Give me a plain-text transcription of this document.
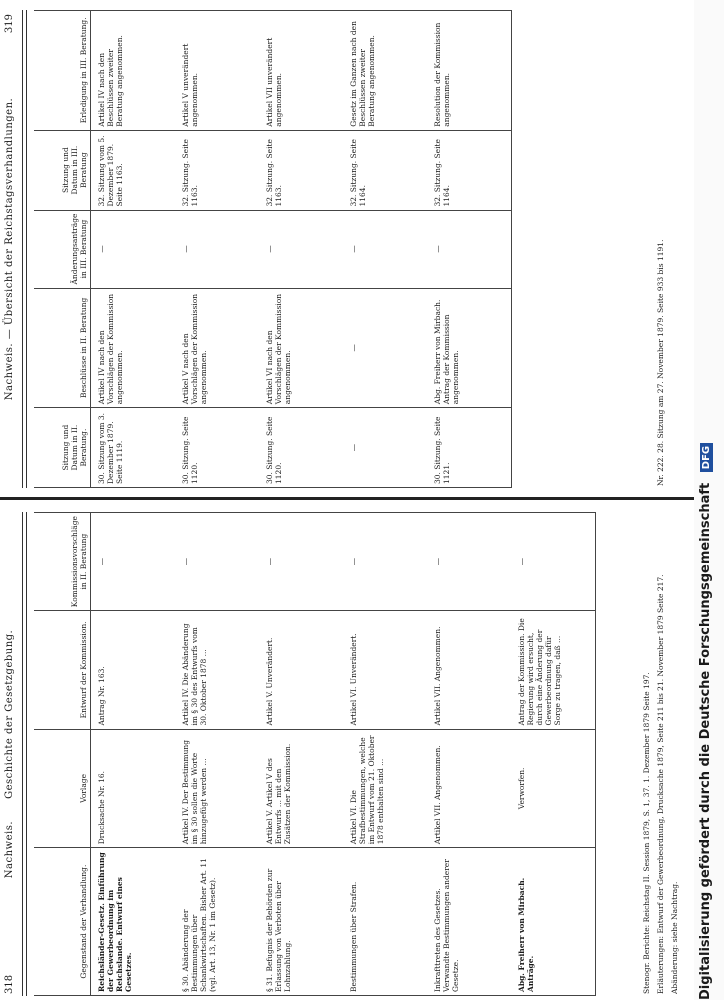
318
Nachweis.      Geschichte der Gesetzgebung.
Gegenstand der Verhandlung.	Vorlage	Entwurf der Kommission.	Kommissionsvorschläge in II. Beratung
Reichsländer-Gesetz. Einführung der Gewerbeordnung im Reichslande. Entwurf eines Gesetzes.	Drucksache Nr. 16.	Antrag Nr. 163.	—
§ 30. Abänderung der Bestimmungen über Schankwirtschaften. Bisher Art. 11 (vgl. Art. 13, Nr. 1 im Gesetz).	Artikel IV. Der Bestimmung im § 30 sollen die Worte hinzugefügt werden ...	Artikel IV. Die Abänderung im § 30 des Entwurfs vom 30. Oktober 1878 ...	—
§ 31. Befugnis der Behörden zur Erlassung von Verboten über Lohnzahlung.	Artikel V. Artikel V des Entwurfs ... mit den Zusätzen der Kommission.	Artikel V. Unverändert.	—
Bestimmungen über Strafen.	Artikel VI. Die Strafbestimmungen, welche im Entwurf vom 21. Oktober 1878 enthalten sind ...	Artikel VI. Unverändert.	—
Inkrafttreten des Gesetzes. Verwandte Bestimmungen anderer Gesetze.	Artikel VII. Angenommen.	Artikel VII. Angenommen.	—
Abg. Freiherr von Mirbach. Anträge.	Verworfen.	Antrag der Kommission. Die Regierung wird ersucht, durch eine Änderung der Gewerbeordnung dafür Sorge zu tragen, daß ...	—
Stenogr. Berichte: Reichstag II. Session 1879, S. 1, 37. 1. Dezember 1879 Seite 197. Erläuterungen: Entwurf der Gewerbeordnung, Drucksache 1879, Seite 211 bis 21. November 1879 Seite 217. Abänderung: siehe Nachtrag.
Nachweis. — Übersicht der Reichstagsverhandlungen.
319
Sitzung und Datum in II. Beratung.	Beschlüsse in II. Beratung	Änderungsanträge in III. Beratung	Sitzung und Datum in III. Beratung	Erledigung in III. Beratung.
30. Sitzung vom 3. Dezember 1879. Seite 1119.	Artikel IV nach den Vorschlägen der Kommission angenommen.	—	32. Sitzung vom 5. Dezember 1879. Seite 1163.	Artikel IV nach den Beschlüssen zweiter Beratung angenommen.
30. Sitzung. Seite 1120.	Artikel V nach den Vorschlägen der Kommission angenommen.	—	32. Sitzung. Seite 1163.	Artikel V unverändert angenommen.
30. Sitzung. Seite 1120.	Artikel VI nach den Vorschlägen der Kommission angenommen.	—	32. Sitzung. Seite 1163.	Artikel VII unverändert angenommen.
—	—	—	32. Sitzung. Seite 1164.	Gesetz im Ganzen nach den Beschlüssen zweiter Beratung angenommen.
30. Sitzung. Seite 1121.	Abg. Freiherr von Mirbach. Antrag der Kommission angenommen.	—	32. Sitzung. Seite 1164.	Resolution der Kommission angenommen.
Nr. 222. 28. Sitzung am 27. November 1879. Seite 933 bis 1191.
Digitalisierung gefördert durch die Deutsche Forschungsgemeinschaft DFG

▶ [Required action] Extract all lines from the material above that include the word "Beschlüssen".

▶ [Response for this exercise]
30. Sitzung vom 3. Dezember 1879. Seite 1119.	Artikel IV nach den Vorschlägen der Kommission angenommen.	—	32. Sitzung vom 5. Dezember 1879. Seite 1163.	Artikel IV nach den Beschlüssen zweiter Beratung angenommen.
—	—	—	32. Sitzung. Seite 1164.	Gesetz im Ganzen nach den Beschlüssen zweiter Beratung angenommen.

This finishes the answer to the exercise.